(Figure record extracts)
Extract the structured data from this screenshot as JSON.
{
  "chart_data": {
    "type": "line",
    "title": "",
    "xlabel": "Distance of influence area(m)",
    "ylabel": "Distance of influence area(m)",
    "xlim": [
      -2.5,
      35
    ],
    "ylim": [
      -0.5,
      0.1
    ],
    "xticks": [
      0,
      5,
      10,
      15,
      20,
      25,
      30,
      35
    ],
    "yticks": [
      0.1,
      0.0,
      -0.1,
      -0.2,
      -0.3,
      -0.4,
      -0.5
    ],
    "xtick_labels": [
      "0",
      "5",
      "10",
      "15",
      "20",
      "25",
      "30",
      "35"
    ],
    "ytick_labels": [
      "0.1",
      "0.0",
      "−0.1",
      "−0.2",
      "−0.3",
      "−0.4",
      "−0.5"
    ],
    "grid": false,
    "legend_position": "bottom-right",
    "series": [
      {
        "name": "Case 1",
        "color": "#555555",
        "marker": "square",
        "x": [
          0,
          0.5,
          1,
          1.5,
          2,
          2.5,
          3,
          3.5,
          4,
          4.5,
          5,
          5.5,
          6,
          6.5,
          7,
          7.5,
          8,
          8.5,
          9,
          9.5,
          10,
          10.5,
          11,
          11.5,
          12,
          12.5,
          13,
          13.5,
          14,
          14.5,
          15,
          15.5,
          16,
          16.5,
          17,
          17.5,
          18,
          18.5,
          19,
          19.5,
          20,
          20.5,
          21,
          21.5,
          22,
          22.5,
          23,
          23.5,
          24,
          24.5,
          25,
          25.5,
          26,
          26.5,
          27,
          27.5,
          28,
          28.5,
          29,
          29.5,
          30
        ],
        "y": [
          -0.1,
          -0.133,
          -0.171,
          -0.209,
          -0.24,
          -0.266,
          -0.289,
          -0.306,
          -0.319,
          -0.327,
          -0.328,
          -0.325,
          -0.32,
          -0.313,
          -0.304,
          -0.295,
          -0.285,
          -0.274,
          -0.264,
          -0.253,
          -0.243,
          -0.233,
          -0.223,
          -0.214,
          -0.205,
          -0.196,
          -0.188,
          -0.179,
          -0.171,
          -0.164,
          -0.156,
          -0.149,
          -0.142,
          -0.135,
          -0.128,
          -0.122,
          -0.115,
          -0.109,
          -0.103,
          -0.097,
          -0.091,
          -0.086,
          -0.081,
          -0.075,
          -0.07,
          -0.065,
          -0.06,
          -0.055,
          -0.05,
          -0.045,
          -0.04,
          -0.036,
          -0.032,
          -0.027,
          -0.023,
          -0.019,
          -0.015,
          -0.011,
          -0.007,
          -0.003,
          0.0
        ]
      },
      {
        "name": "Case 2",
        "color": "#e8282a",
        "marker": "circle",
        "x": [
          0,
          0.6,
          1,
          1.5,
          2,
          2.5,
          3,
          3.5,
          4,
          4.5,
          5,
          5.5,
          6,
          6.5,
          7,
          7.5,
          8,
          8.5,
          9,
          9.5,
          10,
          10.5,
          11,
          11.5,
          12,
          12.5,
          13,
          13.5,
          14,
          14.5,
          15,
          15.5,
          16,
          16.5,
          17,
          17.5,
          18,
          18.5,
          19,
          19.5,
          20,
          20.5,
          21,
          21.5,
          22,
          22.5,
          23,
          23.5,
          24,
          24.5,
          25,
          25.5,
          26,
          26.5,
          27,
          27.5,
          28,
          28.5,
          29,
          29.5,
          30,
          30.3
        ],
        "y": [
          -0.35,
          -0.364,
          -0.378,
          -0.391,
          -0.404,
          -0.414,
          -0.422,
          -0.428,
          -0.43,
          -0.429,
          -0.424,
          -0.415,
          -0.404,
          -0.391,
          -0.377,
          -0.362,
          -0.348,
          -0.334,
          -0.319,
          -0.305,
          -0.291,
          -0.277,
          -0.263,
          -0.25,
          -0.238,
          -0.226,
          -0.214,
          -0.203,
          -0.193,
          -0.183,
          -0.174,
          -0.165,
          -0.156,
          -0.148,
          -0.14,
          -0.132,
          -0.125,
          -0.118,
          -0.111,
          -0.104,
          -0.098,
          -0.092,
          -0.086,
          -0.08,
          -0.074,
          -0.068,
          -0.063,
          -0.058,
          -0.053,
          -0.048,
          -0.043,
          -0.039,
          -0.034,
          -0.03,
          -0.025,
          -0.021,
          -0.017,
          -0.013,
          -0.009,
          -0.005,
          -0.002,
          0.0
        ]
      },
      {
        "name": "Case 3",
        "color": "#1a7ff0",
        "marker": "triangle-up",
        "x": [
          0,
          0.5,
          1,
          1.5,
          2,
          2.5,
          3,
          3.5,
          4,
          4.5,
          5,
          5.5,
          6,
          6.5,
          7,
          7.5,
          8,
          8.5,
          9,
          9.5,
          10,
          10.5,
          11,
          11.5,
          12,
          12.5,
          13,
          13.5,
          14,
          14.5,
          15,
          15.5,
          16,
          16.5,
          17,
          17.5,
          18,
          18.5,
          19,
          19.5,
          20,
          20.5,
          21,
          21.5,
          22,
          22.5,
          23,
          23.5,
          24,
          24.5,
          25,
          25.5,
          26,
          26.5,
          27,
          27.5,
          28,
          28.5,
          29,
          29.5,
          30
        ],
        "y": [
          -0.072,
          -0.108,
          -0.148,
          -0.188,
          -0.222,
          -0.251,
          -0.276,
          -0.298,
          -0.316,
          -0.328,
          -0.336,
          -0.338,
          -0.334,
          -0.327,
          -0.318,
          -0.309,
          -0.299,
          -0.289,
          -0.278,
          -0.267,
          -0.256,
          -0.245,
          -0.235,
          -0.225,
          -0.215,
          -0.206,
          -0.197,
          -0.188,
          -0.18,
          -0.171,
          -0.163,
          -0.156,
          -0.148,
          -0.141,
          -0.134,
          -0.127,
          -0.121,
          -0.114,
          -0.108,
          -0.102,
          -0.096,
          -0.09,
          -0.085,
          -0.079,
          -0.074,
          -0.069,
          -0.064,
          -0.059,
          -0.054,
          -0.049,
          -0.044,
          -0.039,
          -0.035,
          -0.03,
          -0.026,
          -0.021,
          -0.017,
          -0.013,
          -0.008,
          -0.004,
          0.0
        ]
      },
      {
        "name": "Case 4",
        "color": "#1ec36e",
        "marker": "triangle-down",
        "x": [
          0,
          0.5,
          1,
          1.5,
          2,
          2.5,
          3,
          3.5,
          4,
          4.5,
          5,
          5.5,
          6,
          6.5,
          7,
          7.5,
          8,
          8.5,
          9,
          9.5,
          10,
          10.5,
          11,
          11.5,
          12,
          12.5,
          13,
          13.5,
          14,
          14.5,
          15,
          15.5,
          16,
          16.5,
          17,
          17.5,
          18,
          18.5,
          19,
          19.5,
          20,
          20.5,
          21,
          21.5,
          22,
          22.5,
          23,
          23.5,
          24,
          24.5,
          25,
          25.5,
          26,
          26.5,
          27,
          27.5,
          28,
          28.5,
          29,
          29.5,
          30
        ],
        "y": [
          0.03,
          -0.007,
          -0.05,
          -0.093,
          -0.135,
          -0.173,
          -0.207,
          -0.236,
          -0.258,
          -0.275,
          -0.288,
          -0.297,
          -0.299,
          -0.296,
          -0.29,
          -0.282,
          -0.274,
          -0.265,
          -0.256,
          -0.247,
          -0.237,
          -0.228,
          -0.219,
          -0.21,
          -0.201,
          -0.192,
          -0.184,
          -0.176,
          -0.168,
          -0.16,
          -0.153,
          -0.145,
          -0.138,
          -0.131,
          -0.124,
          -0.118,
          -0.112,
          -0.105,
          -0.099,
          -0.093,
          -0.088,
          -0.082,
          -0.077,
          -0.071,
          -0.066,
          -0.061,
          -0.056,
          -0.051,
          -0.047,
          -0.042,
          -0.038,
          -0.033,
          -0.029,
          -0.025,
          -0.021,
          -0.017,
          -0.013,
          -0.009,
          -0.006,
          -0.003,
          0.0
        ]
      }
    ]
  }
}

EXERCISE REQUIREMENTS: Report how many lines in the records above contain the word "Case", giving only the number.

TASK OUTPUT: 4